(Dataset excerpt)
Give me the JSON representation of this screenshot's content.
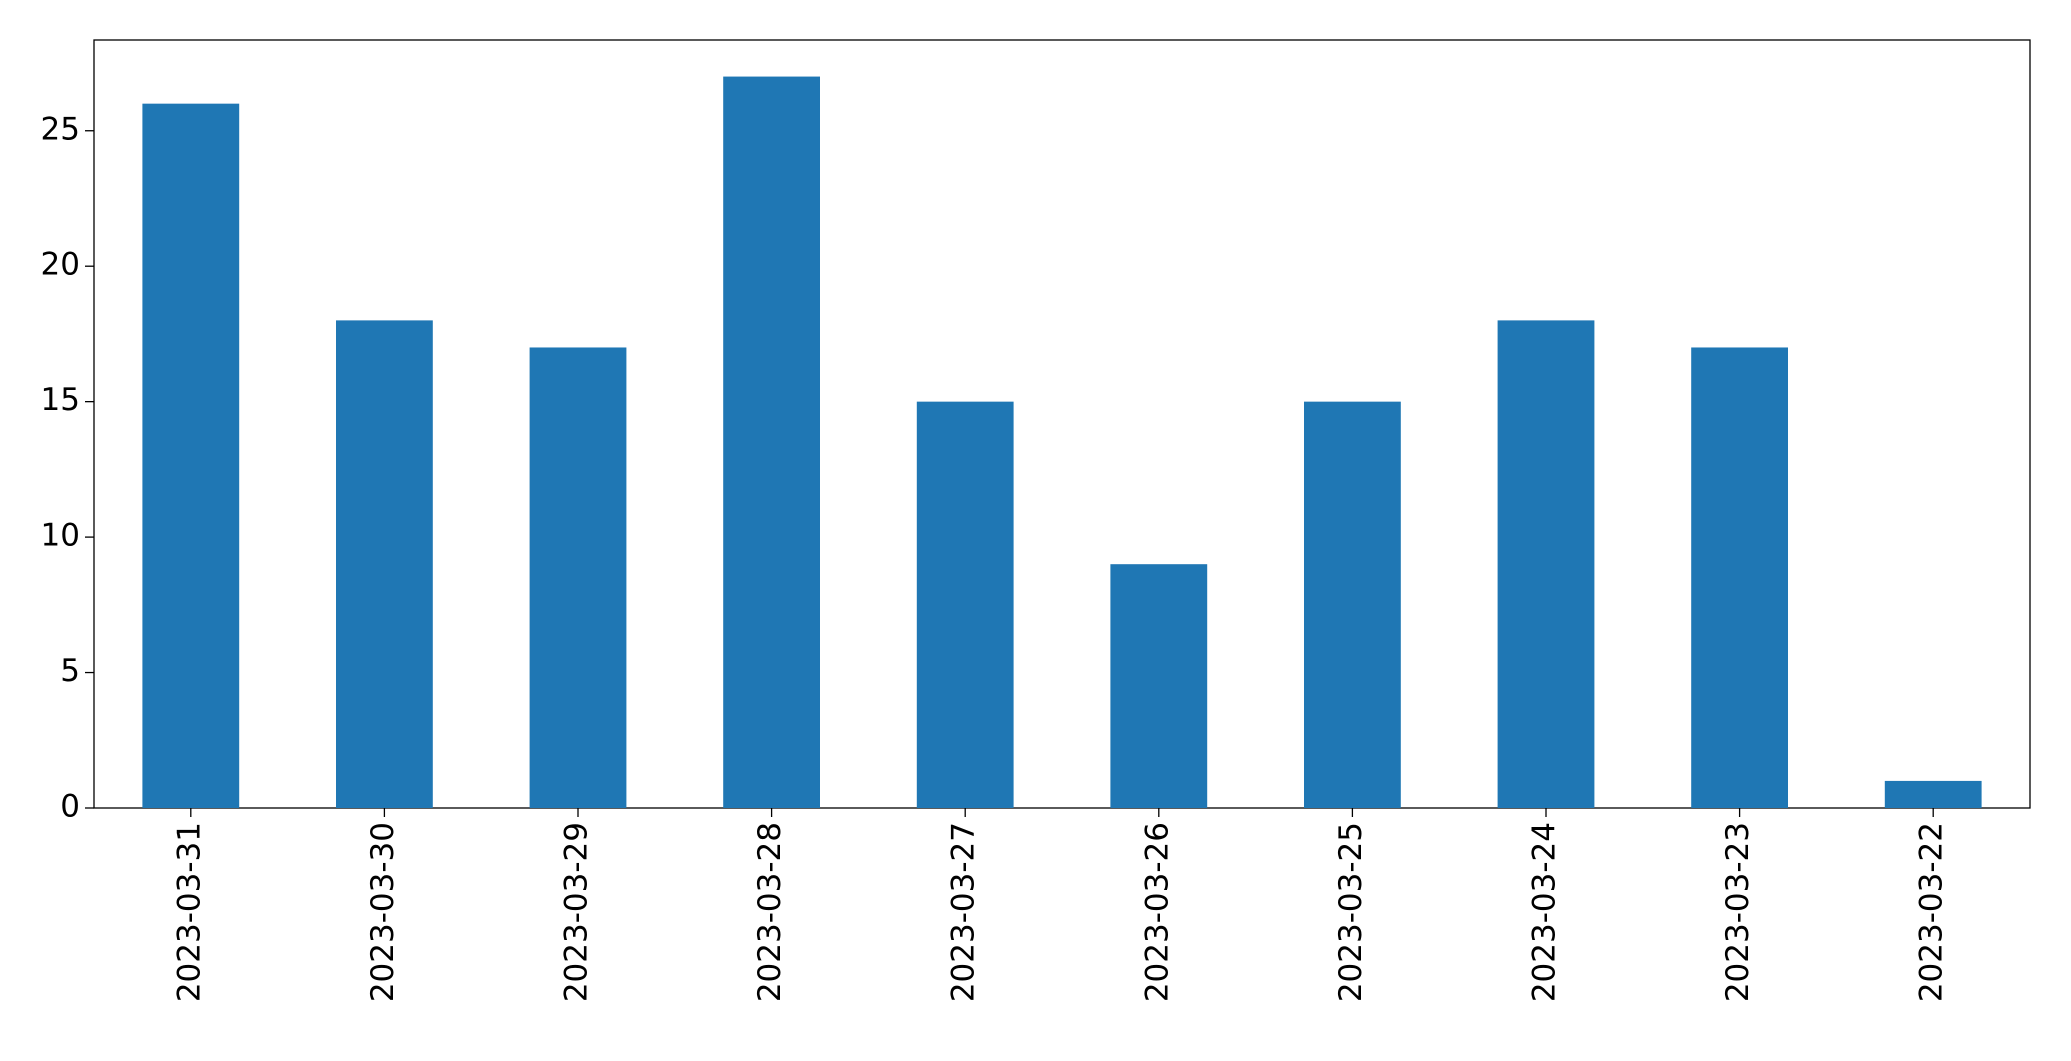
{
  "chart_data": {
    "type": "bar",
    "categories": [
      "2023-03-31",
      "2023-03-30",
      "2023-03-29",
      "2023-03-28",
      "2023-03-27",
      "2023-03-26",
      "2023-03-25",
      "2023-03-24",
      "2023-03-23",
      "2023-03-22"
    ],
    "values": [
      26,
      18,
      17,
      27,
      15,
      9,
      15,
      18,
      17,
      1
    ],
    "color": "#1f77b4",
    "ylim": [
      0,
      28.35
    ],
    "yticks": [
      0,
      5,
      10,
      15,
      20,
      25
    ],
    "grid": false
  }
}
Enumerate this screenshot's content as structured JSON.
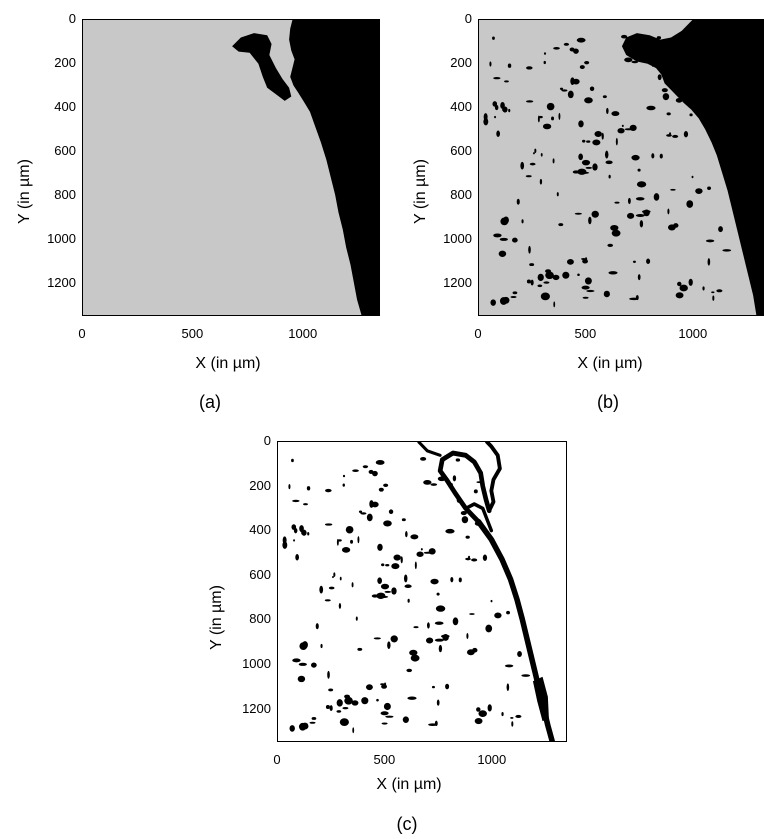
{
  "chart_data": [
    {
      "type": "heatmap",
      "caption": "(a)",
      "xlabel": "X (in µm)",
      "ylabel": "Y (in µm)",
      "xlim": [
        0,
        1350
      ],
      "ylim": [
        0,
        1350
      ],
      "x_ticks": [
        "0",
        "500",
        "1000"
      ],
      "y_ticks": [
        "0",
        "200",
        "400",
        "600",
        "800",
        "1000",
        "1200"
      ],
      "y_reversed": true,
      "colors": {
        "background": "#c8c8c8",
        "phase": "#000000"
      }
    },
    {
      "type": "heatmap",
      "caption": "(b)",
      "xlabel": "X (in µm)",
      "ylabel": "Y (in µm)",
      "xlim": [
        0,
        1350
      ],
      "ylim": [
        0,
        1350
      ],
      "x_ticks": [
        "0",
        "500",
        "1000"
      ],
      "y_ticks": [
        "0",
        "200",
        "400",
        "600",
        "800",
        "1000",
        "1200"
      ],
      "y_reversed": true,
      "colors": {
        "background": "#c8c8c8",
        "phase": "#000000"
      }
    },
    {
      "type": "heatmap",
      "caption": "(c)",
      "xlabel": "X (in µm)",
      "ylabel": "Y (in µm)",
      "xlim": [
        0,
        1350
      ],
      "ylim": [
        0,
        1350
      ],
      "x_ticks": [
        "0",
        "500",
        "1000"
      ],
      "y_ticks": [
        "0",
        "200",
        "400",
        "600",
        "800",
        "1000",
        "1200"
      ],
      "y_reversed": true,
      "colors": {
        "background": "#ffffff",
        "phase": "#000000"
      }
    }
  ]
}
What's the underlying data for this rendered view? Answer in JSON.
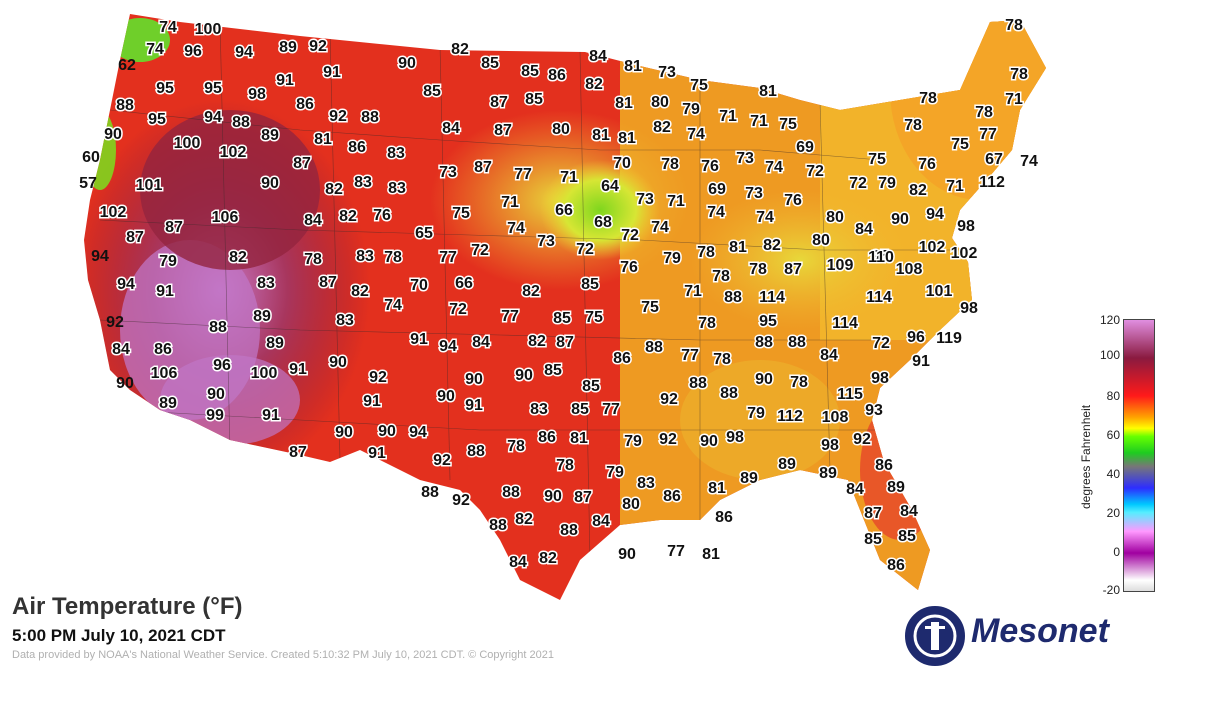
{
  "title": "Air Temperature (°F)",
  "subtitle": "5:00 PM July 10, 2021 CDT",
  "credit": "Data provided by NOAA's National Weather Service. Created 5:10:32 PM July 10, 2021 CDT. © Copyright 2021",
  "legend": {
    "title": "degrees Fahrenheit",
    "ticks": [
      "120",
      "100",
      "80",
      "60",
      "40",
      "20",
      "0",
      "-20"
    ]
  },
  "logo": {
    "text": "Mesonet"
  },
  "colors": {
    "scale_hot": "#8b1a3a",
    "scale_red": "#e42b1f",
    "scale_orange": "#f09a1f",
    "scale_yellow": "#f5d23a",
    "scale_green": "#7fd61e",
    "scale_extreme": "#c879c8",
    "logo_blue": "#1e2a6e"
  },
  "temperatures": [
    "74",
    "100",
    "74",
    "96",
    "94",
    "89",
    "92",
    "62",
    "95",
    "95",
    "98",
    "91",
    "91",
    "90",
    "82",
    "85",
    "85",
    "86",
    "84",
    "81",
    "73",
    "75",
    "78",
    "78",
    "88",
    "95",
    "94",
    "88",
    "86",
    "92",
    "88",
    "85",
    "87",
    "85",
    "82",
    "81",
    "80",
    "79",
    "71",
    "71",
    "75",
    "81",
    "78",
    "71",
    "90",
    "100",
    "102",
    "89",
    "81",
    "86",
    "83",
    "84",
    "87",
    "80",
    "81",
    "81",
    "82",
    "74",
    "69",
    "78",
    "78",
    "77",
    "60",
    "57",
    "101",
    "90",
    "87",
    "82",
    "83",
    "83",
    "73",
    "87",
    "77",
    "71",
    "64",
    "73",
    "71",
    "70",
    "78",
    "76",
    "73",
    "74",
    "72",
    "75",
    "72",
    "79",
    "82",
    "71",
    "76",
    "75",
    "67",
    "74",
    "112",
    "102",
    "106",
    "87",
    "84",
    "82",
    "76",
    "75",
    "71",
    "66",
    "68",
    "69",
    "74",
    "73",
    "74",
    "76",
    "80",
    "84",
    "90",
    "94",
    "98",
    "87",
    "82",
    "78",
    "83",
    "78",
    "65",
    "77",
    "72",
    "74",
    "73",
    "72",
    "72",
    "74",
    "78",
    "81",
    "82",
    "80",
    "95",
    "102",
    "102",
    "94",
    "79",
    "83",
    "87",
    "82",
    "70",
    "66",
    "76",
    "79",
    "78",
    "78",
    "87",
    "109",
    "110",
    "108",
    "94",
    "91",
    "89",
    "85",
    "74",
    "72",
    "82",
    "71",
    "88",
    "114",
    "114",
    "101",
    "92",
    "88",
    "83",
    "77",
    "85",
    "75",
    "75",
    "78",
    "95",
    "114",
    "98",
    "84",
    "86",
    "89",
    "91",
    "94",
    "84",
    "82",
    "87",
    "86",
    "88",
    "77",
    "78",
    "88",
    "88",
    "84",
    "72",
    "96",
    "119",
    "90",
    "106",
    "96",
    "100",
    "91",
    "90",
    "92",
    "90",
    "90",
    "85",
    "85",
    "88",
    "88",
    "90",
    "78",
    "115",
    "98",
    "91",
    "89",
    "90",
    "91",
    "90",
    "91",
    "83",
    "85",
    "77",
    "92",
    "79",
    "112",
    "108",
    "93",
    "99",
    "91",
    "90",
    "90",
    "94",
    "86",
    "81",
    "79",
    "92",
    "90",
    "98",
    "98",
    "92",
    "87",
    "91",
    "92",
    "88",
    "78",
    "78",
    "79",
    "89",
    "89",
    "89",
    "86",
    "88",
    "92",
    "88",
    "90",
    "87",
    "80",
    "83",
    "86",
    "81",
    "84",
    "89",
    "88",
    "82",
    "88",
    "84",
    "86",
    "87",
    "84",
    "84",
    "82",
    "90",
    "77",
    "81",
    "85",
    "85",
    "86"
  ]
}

■ Directive: Please transcribe the material above exactly as written. Leave the pictures out.

■ Full response:
Give me the JSON representation of this screenshot's content.
{
  "chart_data": {
    "type": "bar",
    "categories": [
      "2023-03-31",
      "2023-03-30",
      "2023-03-29",
      "2023-03-28",
      "2023-03-27",
      "2023-03-26",
      "2023-03-25",
      "2023-03-24",
      "2023-03-23",
      "2023-03-22"
    ],
    "values": [
      26,
      18,
      17,
      27,
      15,
      9,
      15,
      18,
      17,
      1
    ],
    "color": "#1f77b4",
    "ylim": [
      0,
      28.35
    ],
    "yticks": [
      0,
      5,
      10,
      15,
      20,
      25
    ],
    "grid": false
  }
}
Enumerate this screenshot's content as structured JSON.
{
  "chart_data": [
    {
      "type": "heatmap",
      "caption": "(a)",
      "xlabel": "X (in µm)",
      "ylabel": "Y (in µm)",
      "xlim": [
        0,
        1350
      ],
      "ylim": [
        0,
        1350
      ],
      "x_ticks": [
        "0",
        "500",
        "1000"
      ],
      "y_ticks": [
        "0",
        "200",
        "400",
        "600",
        "800",
        "1000",
        "1200"
      ],
      "y_reversed": true,
      "colors": {
        "background": "#c8c8c8",
        "phase": "#000000"
      }
    },
    {
      "type": "heatmap",
      "caption": "(b)",
      "xlabel": "X (in µm)",
      "ylabel": "Y (in µm)",
      "xlim": [
        0,
        1350
      ],
      "ylim": [
        0,
        1350
      ],
      "x_ticks": [
        "0",
        "500",
        "1000"
      ],
      "y_ticks": [
        "0",
        "200",
        "400",
        "600",
        "800",
        "1000",
        "1200"
      ],
      "y_reversed": true,
      "colors": {
        "background": "#c8c8c8",
        "phase": "#000000"
      }
    },
    {
      "type": "heatmap",
      "caption": "(c)",
      "xlabel": "X (in µm)",
      "ylabel": "Y (in µm)",
      "xlim": [
        0,
        1350
      ],
      "ylim": [
        0,
        1350
      ],
      "x_ticks": [
        "0",
        "500",
        "1000"
      ],
      "y_ticks": [
        "0",
        "200",
        "400",
        "600",
        "800",
        "1000",
        "1200"
      ],
      "y_reversed": true,
      "colors": {
        "background": "#ffffff",
        "phase": "#000000"
      }
    }
  ]
}
What's the underlying data for this rendered view? Answer in JSON.
{
  "title": "Air Temperature (°F)",
  "subtitle": "5:00 PM July 10, 2021 CDT",
  "credit": "Data provided by NOAA's National Weather Service. Created 5:10:32 PM July 10, 2021 CDT. © Copyright 2021",
  "legend": {
    "title": "degrees Fahrenheit",
    "ticks": [
      "120",
      "100",
      "80",
      "60",
      "40",
      "20",
      "0",
      "-20"
    ]
  },
  "logo": {
    "text": "Mesonet"
  },
  "colors": {
    "scale_hot": "#8b1a3a",
    "scale_red": "#e42b1f",
    "scale_orange": "#f09a1f",
    "scale_yellow": "#f5d23a",
    "scale_green": "#7fd61e",
    "scale_extreme": "#c879c8",
    "logo_blue": "#1e2a6e"
  },
  "temperatures": [
    "74",
    "100",
    "74",
    "96",
    "94",
    "89",
    "92",
    "62",
    "95",
    "95",
    "98",
    "91",
    "91",
    "90",
    "82",
    "85",
    "85",
    "86",
    "84",
    "81",
    "73",
    "75",
    "78",
    "78",
    "88",
    "95",
    "94",
    "88",
    "86",
    "92",
    "88",
    "85",
    "87",
    "85",
    "82",
    "81",
    "80",
    "79",
    "71",
    "71",
    "75",
    "81",
    "78",
    "71",
    "90",
    "100",
    "102",
    "89",
    "81",
    "86",
    "83",
    "84",
    "87",
    "80",
    "81",
    "81",
    "82",
    "74",
    "69",
    "78",
    "78",
    "77",
    "60",
    "57",
    "101",
    "90",
    "87",
    "82",
    "83",
    "83",
    "73",
    "87",
    "77",
    "71",
    "64",
    "73",
    "71",
    "70",
    "78",
    "76",
    "73",
    "74",
    "72",
    "75",
    "72",
    "79",
    "82",
    "71",
    "76",
    "75",
    "67",
    "74",
    "112",
    "102",
    "106",
    "87",
    "84",
    "82",
    "76",
    "75",
    "71",
    "66",
    "68",
    "69",
    "74",
    "73",
    "74",
    "76",
    "80",
    "84",
    "90",
    "94",
    "98",
    "87",
    "82",
    "78",
    "83",
    "78",
    "65",
    "77",
    "72",
    "74",
    "73",
    "72",
    "72",
    "74",
    "78",
    "81",
    "82",
    "80",
    "95",
    "102",
    "102",
    "94",
    "79",
    "83",
    "87",
    "82",
    "70",
    "66",
    "76",
    "79",
    "78",
    "78",
    "87",
    "109",
    "110",
    "108",
    "94",
    "91",
    "89",
    "85",
    "74",
    "72",
    "82",
    "71",
    "88",
    "114",
    "114",
    "101",
    "92",
    "88",
    "83",
    "77",
    "85",
    "75",
    "75",
    "78",
    "95",
    "114",
    "98",
    "84",
    "86",
    "89",
    "91",
    "94",
    "84",
    "82",
    "87",
    "86",
    "88",
    "77",
    "78",
    "88",
    "88",
    "84",
    "72",
    "96",
    "119",
    "90",
    "106",
    "96",
    "100",
    "91",
    "90",
    "92",
    "90",
    "90",
    "85",
    "85",
    "88",
    "88",
    "90",
    "78",
    "115",
    "98",
    "91",
    "89",
    "90",
    "91",
    "90",
    "91",
    "83",
    "85",
    "77",
    "92",
    "79",
    "112",
    "108",
    "93",
    "99",
    "91",
    "90",
    "90",
    "94",
    "86",
    "81",
    "79",
    "92",
    "90",
    "98",
    "98",
    "92",
    "87",
    "91",
    "92",
    "88",
    "78",
    "78",
    "79",
    "89",
    "89",
    "89",
    "86",
    "88",
    "92",
    "88",
    "90",
    "87",
    "80",
    "83",
    "86",
    "81",
    "84",
    "89",
    "88",
    "82",
    "88",
    "84",
    "86",
    "87",
    "84",
    "84",
    "82",
    "90",
    "77",
    "81",
    "85",
    "85",
    "86"
  ]
}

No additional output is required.